Raw data:
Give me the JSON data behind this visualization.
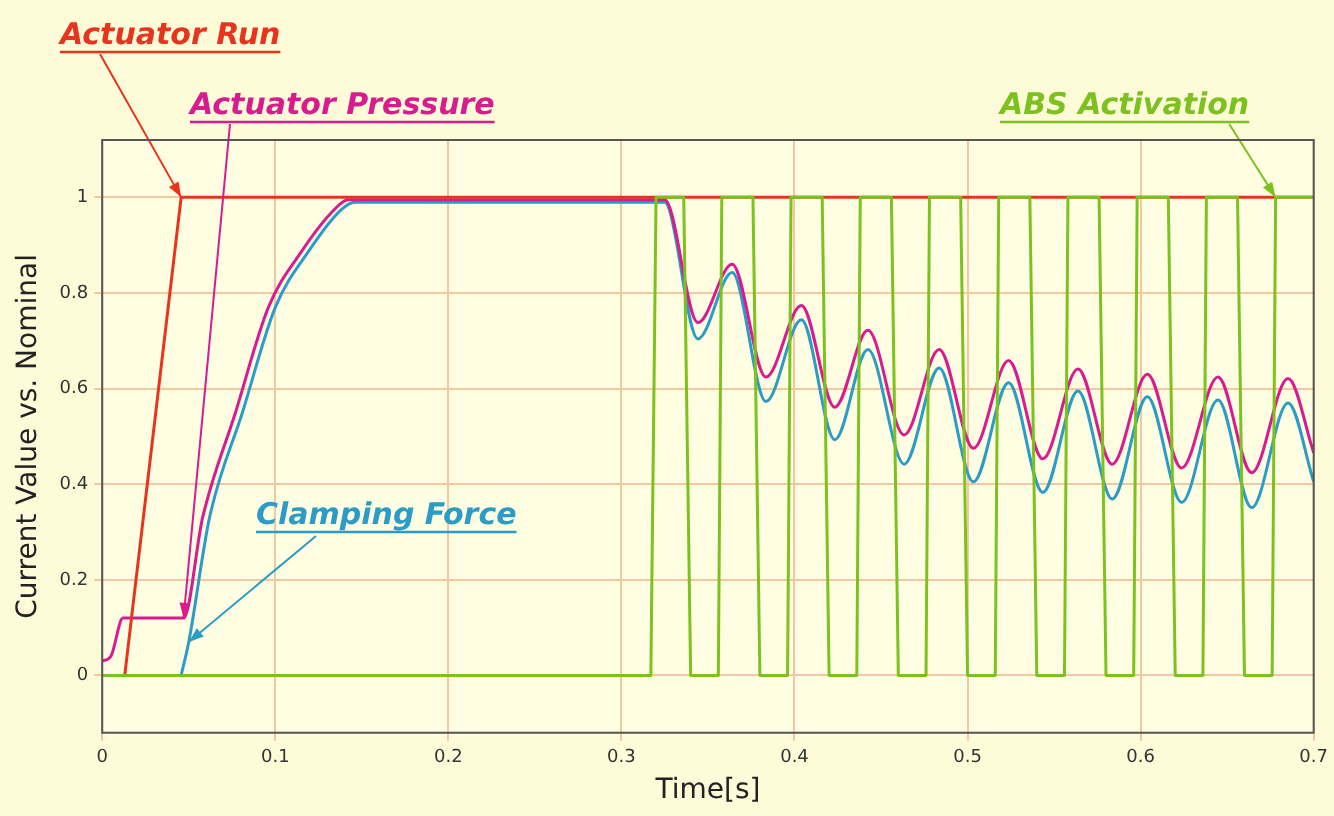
{
  "chart_data": {
    "type": "line",
    "xlabel": "Time[s]",
    "ylabel": "Current Value vs. Nominal",
    "xlim": [
      0,
      0.7
    ],
    "xticks": [
      0,
      0.1,
      0.2,
      0.3,
      0.4,
      0.5,
      0.6,
      0.7
    ],
    "ylim": [
      -0.12,
      1.12
    ],
    "yticks": [
      0,
      0.2,
      0.4,
      0.6,
      0.8,
      1
    ],
    "grid": true,
    "legend": false,
    "marker": "none",
    "line_style": "solid",
    "series": [
      {
        "name": "Actuator Run",
        "color": "#e8341c",
        "x": [
          0.013,
          0.0456,
          0.7
        ],
        "values": [
          0,
          1,
          1
        ]
      },
      {
        "name": "Actuator Pressure",
        "color": "#d81b8f",
        "x": [
          0,
          0.005,
          0.012,
          0.047,
          0.058,
          0.077,
          0.096,
          0.115,
          0.134,
          0.142,
          0.325,
          0.3442,
          0.364,
          0.3835,
          0.404,
          0.4233,
          0.4424,
          0.4634,
          0.4836,
          0.5034,
          0.5237,
          0.5435,
          0.5638,
          0.5836,
          0.6039,
          0.6237,
          0.6447,
          0.6642,
          0.6852,
          0.7
        ],
        "values": [
          0.03,
          0.04,
          0.12,
          0.12,
          0.33,
          0.55,
          0.77,
          0.886,
          0.974,
          0.995,
          0.995,
          0.738,
          0.86,
          0.624,
          0.774,
          0.561,
          0.722,
          0.503,
          0.682,
          0.475,
          0.659,
          0.453,
          0.641,
          0.442,
          0.63,
          0.434,
          0.624,
          0.424,
          0.621,
          0.466
        ]
      },
      {
        "name": "Clamping Force",
        "color": "#2b9cc6",
        "x": [
          0.0456,
          0.05,
          0.062,
          0.081,
          0.1,
          0.119,
          0.138,
          0.146,
          0.325,
          0.3442,
          0.364,
          0.3835,
          0.404,
          0.4233,
          0.4424,
          0.4634,
          0.4836,
          0.5034,
          0.5237,
          0.5435,
          0.5638,
          0.5836,
          0.6039,
          0.6237,
          0.6447,
          0.6642,
          0.6852,
          0.7
        ],
        "values": [
          0,
          0.07,
          0.33,
          0.55,
          0.77,
          0.886,
          0.974,
          0.99,
          0.99,
          0.704,
          0.843,
          0.573,
          0.744,
          0.493,
          0.682,
          0.442,
          0.643,
          0.405,
          0.612,
          0.383,
          0.595,
          0.369,
          0.583,
          0.362,
          0.576,
          0.351,
          0.57,
          0.405
        ]
      },
      {
        "name": "ABS Activation",
        "color": "#7cc21e",
        "x": [
          0,
          0.317,
          0.32,
          0.336,
          0.34,
          0.356,
          0.358,
          0.376,
          0.38,
          0.396,
          0.398,
          0.416,
          0.42,
          0.436,
          0.438,
          0.456,
          0.46,
          0.476,
          0.478,
          0.496,
          0.5,
          0.516,
          0.518,
          0.536,
          0.54,
          0.556,
          0.558,
          0.576,
          0.58,
          0.596,
          0.598,
          0.616,
          0.62,
          0.636,
          0.638,
          0.656,
          0.66,
          0.676,
          0.678,
          0.7
        ],
        "values": [
          0,
          0,
          1,
          1,
          0,
          0,
          1,
          1,
          0,
          0,
          1,
          1,
          0,
          0,
          1,
          1,
          0,
          0,
          1,
          1,
          0,
          0,
          1,
          1,
          0,
          0,
          1,
          1,
          0,
          0,
          1,
          1,
          0,
          0,
          1,
          1,
          0,
          0,
          1,
          1
        ]
      }
    ]
  }
}
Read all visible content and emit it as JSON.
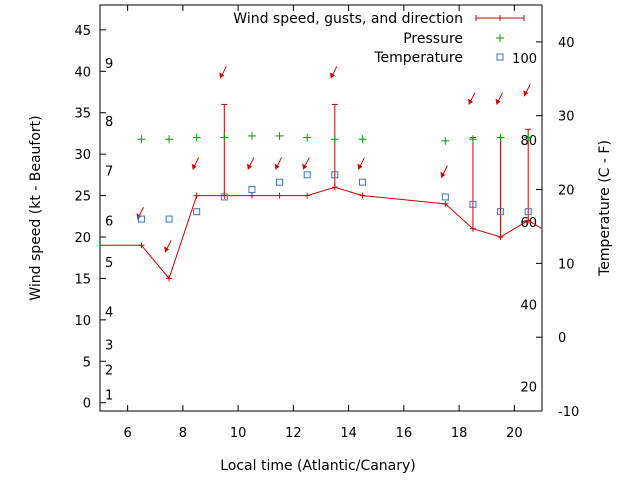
{
  "chart_data": {
    "type": "line",
    "xlabel": "Local time (Atlantic/Canary)",
    "ylabel": "Wind speed (kt - Beaufort)",
    "y2label": "Temperature (C - F)",
    "xlim": [
      5,
      21
    ],
    "ylim": [
      -1,
      48
    ],
    "y2lim": [
      -10,
      45
    ],
    "grid": false,
    "legend_position": "top-right",
    "x_ticks": [
      6,
      8,
      10,
      12,
      14,
      16,
      18,
      20
    ],
    "y_ticks": [
      0,
      5,
      10,
      15,
      20,
      25,
      30,
      35,
      40,
      45
    ],
    "y2_ticks": [
      -10,
      0,
      10,
      20,
      30,
      40
    ],
    "beaufort_labels": [
      {
        "text": "1",
        "y": 1
      },
      {
        "text": "2",
        "y": 4
      },
      {
        "text": "3",
        "y": 7
      },
      {
        "text": "4",
        "y": 11
      },
      {
        "text": "5",
        "y": 17
      },
      {
        "text": "6",
        "y": 22
      },
      {
        "text": "7",
        "y": 28
      },
      {
        "text": "8",
        "y": 34
      },
      {
        "text": "9",
        "y": 41
      }
    ],
    "fahrenheit_labels": [
      {
        "text": "20",
        "t2": -6.7
      },
      {
        "text": "40",
        "t2": 4.4
      },
      {
        "text": "60",
        "t2": 15.6
      },
      {
        "text": "80",
        "t2": 26.7
      },
      {
        "text": "100",
        "t2": 37.8
      }
    ],
    "series": [
      {
        "name": "Wind speed, gusts, and direction",
        "color": "#cc0000",
        "line_x": [
          5,
          6.5,
          7.5,
          8.5,
          9.5,
          10.5,
          11.5,
          12.5,
          13.5,
          14.5,
          17.5,
          18.5,
          19.5,
          20.5,
          21
        ],
        "line_y": [
          19,
          19,
          15,
          25,
          25,
          25,
          25,
          25,
          26,
          25,
          24,
          21,
          20,
          22,
          21
        ],
        "points": [
          {
            "x": 6.5,
            "speed": 19,
            "gust": null,
            "arrow_deg": 200
          },
          {
            "x": 7.5,
            "speed": 15,
            "gust": null,
            "arrow_deg": 200
          },
          {
            "x": 8.5,
            "speed": 25,
            "gust": null,
            "arrow_deg": 200
          },
          {
            "x": 9.5,
            "speed": 25,
            "gust": 36,
            "arrow_deg": 200
          },
          {
            "x": 10.5,
            "speed": 25,
            "gust": null,
            "arrow_deg": 200
          },
          {
            "x": 11.5,
            "speed": 25,
            "gust": null,
            "arrow_deg": 200
          },
          {
            "x": 12.5,
            "speed": 25,
            "gust": null,
            "arrow_deg": 200
          },
          {
            "x": 13.5,
            "speed": 26,
            "gust": 36,
            "arrow_deg": 200
          },
          {
            "x": 14.5,
            "speed": 25,
            "gust": null,
            "arrow_deg": 200
          },
          {
            "x": 17.5,
            "speed": 24,
            "gust": null,
            "arrow_deg": 200
          },
          {
            "x": 18.5,
            "speed": 21,
            "gust": 32,
            "arrow_deg": 200
          },
          {
            "x": 19.5,
            "speed": 20,
            "gust": 32,
            "arrow_deg": 200
          },
          {
            "x": 20.5,
            "speed": 22,
            "gust": 33,
            "arrow_deg": 200
          }
        ],
        "arrows_at_top": [
          18.5,
          19.5,
          20.5
        ]
      },
      {
        "name": "Pressure",
        "color": "#00a000",
        "marker": "plus",
        "x": [
          6.5,
          7.5,
          8.5,
          9.5,
          10.5,
          11.5,
          12.5,
          13.5,
          14.5,
          17.5,
          18.5,
          19.5,
          20.5
        ],
        "y": [
          31.8,
          31.8,
          32.0,
          32.0,
          32.2,
          32.2,
          32.0,
          31.8,
          31.8,
          31.6,
          31.8,
          32.0,
          32.0
        ]
      },
      {
        "name": "Temperature",
        "color": "#3a72c4",
        "marker": "square",
        "x": [
          6.5,
          7.5,
          8.5,
          9.5,
          10.5,
          11.5,
          12.5,
          13.5,
          14.5,
          17.5,
          18.5,
          19.5,
          20.5
        ],
        "y": [
          16,
          16,
          17,
          19,
          20,
          21,
          22,
          22,
          21,
          19,
          18,
          17,
          17
        ]
      }
    ]
  }
}
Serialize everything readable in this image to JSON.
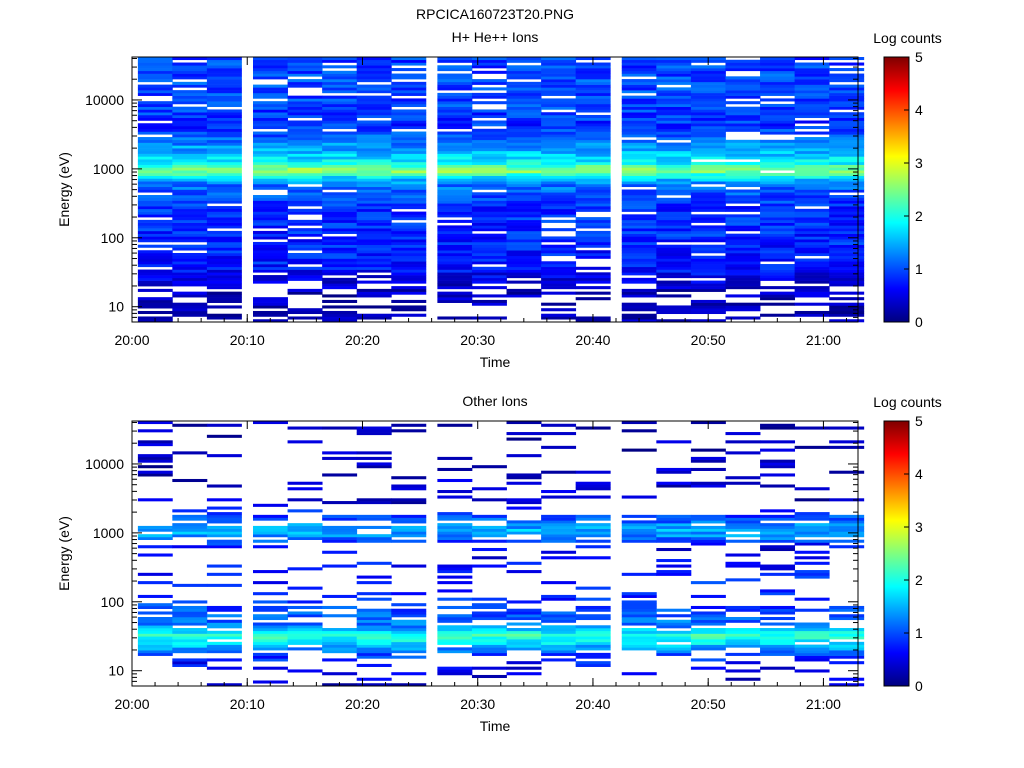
{
  "figure": {
    "title": "RPCICA160723T20.PNG"
  },
  "colors": {
    "colormap": [
      "#00007f",
      "#0000ff",
      "#007fff",
      "#00ffff",
      "#7fff7f",
      "#ffff00",
      "#ff7f00",
      "#ff0000",
      "#7f0000"
    ],
    "background": "#ffffff"
  },
  "chart_data": [
    {
      "type": "heatmap",
      "title": "H+ He++ Ions",
      "xlabel": "Time",
      "ylabel": "Energy (eV)",
      "y_scale": "log",
      "ylim": [
        6,
        42000
      ],
      "x_range": [
        "20:00",
        "21:03"
      ],
      "x_ticks": [
        "20:00",
        "20:10",
        "20:20",
        "20:30",
        "20:40",
        "20:50",
        "21:00"
      ],
      "y_ticks": [
        "10",
        "100",
        "1000",
        "10000"
      ],
      "colorbar": {
        "label": "Log counts",
        "range": [
          0,
          5
        ],
        "ticks": [
          "0",
          "1",
          "2",
          "3",
          "4",
          "5"
        ]
      },
      "time_bins": [
        "20:02",
        "20:05",
        "20:08",
        "20:12",
        "20:15",
        "20:18",
        "20:21",
        "20:24",
        "20:28",
        "20:31",
        "20:34",
        "20:37",
        "20:40",
        "20:44",
        "20:47",
        "20:50",
        "20:53",
        "20:56",
        "20:59",
        "21:02"
      ],
      "profile": [
        {
          "energy": 40000,
          "log_counts": 0.9
        },
        {
          "energy": 20000,
          "log_counts": 1.0
        },
        {
          "energy": 10000,
          "log_counts": 0.95
        },
        {
          "energy": 4000,
          "log_counts": 0.85
        },
        {
          "energy": 2000,
          "log_counts": 1.4
        },
        {
          "energy": 1200,
          "log_counts": 1.9
        },
        {
          "energy": 950,
          "log_counts": 2.7
        },
        {
          "energy": 800,
          "log_counts": 1.9
        },
        {
          "energy": 600,
          "log_counts": 1.2
        },
        {
          "energy": 300,
          "log_counts": 0.85
        },
        {
          "energy": 100,
          "log_counts": 0.8
        },
        {
          "energy": 40,
          "log_counts": 0.75
        },
        {
          "energy": 20,
          "log_counts": 0.35
        },
        {
          "energy": 10,
          "log_counts": 0.2
        },
        {
          "energy": 6,
          "log_counts": 0.2
        }
      ]
    },
    {
      "type": "heatmap",
      "title": "Other Ions",
      "xlabel": "Time",
      "ylabel": "Energy (eV)",
      "y_scale": "log",
      "ylim": [
        6,
        42000
      ],
      "x_range": [
        "20:00",
        "21:03"
      ],
      "x_ticks": [
        "20:00",
        "20:10",
        "20:20",
        "20:30",
        "20:40",
        "20:50",
        "21:00"
      ],
      "y_ticks": [
        "10",
        "100",
        "1000",
        "10000"
      ],
      "colorbar": {
        "label": "Log counts",
        "range": [
          0,
          5
        ],
        "ticks": [
          "0",
          "1",
          "2",
          "3",
          "4",
          "5"
        ]
      },
      "time_bins": [
        "20:02",
        "20:05",
        "20:08",
        "20:12",
        "20:15",
        "20:18",
        "20:21",
        "20:24",
        "20:28",
        "20:31",
        "20:34",
        "20:37",
        "20:40",
        "20:44",
        "20:47",
        "20:50",
        "20:53",
        "20:56",
        "20:59",
        "21:02"
      ],
      "profile": [
        {
          "energy": 30000,
          "log_counts": 0.3
        },
        {
          "energy": 10000,
          "log_counts": 0.3
        },
        {
          "energy": 3000,
          "log_counts": 0.3
        },
        {
          "energy": 1100,
          "log_counts": 1.5
        },
        {
          "energy": 900,
          "log_counts": 1.3
        },
        {
          "energy": 600,
          "log_counts": 0.5
        },
        {
          "energy": 300,
          "log_counts": 0.7
        },
        {
          "energy": 100,
          "log_counts": 0.85
        },
        {
          "energy": 45,
          "log_counts": 1.2
        },
        {
          "energy": 33,
          "log_counts": 2.1
        },
        {
          "energy": 26,
          "log_counts": 1.8
        },
        {
          "energy": 18,
          "log_counts": 1.0
        },
        {
          "energy": 12,
          "log_counts": 0.6
        },
        {
          "energy": 6,
          "log_counts": 0.35
        }
      ]
    }
  ]
}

What to produce: Which lines above contain "ylabel"? Show each of them.

Final result:
    "ylabel": "Current Value vs. Nominal",
    "ylabel": "Wind speed (kt - Beaufort)",
      "ylabel": "Energy (eV)",
      "ylabel": "Energy (eV)",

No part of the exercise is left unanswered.